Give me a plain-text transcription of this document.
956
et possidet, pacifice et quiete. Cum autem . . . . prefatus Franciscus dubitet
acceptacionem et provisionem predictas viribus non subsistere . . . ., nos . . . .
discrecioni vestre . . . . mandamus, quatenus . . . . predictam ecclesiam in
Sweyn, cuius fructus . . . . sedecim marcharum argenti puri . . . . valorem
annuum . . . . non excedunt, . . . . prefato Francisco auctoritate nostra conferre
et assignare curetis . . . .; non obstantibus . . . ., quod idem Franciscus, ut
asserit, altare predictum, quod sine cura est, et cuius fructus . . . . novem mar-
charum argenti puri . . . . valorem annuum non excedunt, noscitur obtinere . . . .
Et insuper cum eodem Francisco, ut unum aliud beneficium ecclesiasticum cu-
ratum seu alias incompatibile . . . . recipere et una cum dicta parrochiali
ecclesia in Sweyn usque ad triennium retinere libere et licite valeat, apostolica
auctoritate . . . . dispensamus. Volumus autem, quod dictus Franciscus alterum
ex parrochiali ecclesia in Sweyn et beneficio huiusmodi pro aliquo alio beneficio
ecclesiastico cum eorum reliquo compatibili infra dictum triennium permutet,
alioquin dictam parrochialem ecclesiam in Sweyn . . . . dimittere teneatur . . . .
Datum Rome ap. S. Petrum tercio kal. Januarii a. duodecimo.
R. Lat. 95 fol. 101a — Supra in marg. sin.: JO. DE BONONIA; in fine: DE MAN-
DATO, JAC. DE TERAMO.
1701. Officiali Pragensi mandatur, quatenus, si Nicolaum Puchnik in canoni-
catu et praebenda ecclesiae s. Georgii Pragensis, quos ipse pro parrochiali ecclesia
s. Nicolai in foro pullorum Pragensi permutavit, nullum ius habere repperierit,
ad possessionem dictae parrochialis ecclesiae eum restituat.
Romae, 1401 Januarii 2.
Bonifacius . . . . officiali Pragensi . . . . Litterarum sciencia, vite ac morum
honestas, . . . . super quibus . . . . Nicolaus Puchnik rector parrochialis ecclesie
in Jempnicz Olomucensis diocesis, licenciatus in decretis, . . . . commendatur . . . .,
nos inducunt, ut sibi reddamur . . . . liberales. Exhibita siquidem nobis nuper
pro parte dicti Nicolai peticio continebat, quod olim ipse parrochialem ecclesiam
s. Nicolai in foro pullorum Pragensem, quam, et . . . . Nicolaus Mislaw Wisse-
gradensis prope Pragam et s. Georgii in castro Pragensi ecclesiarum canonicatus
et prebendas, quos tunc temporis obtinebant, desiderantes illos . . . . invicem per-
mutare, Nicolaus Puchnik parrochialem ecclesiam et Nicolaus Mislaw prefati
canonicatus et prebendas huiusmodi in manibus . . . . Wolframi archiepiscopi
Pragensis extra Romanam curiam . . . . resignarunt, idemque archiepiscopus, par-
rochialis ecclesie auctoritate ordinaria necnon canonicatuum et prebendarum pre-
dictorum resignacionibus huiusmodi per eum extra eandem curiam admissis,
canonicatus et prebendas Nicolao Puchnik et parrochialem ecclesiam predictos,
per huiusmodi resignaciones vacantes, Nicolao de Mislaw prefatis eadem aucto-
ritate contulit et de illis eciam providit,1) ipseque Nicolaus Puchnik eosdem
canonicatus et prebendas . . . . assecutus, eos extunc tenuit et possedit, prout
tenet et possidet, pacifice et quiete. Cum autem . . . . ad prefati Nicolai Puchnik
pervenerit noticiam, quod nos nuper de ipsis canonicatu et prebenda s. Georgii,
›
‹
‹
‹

-- What is being asked --
Work out how many lines of the data above hold the word "puri", and write only the count.

-- Reply --
2